> What is being asked: Check every line of the data below for the string "this", and copy the ones that hold it.

★ ★ ★ ★ ★ ★ ★

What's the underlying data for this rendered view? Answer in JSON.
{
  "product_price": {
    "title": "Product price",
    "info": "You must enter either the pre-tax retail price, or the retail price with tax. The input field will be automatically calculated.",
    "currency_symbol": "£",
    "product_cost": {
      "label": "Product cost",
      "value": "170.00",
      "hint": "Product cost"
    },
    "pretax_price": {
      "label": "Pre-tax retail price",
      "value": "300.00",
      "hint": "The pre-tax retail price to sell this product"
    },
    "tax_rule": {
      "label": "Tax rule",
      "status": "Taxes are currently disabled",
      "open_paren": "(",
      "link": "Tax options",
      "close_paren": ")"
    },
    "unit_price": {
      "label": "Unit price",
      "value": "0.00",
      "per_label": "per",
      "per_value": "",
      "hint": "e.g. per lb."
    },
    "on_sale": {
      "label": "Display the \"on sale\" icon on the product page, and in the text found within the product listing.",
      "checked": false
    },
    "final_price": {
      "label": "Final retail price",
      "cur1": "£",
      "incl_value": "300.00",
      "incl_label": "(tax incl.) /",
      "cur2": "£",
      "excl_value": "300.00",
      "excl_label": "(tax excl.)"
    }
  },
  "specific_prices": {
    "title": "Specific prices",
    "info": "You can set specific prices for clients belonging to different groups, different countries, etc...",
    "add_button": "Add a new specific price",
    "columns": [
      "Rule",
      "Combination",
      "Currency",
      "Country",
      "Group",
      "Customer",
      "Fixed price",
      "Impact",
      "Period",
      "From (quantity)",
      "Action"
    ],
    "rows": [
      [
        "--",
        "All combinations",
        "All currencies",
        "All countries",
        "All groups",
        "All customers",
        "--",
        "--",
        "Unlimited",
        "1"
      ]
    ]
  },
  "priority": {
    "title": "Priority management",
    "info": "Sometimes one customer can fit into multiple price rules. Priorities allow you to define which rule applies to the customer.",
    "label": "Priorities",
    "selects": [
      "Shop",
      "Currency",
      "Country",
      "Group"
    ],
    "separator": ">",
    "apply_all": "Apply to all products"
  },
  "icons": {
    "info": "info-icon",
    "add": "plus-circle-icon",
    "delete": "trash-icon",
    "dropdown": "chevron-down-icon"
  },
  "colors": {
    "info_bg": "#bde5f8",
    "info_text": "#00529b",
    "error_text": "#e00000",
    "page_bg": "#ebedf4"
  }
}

★ ★ ★ ★ ★ ★ ★

> Problem solution:
What's the underlying data for this rendered view? Answer in JSON.
      "hint": "The pre-tax retail price to sell this product"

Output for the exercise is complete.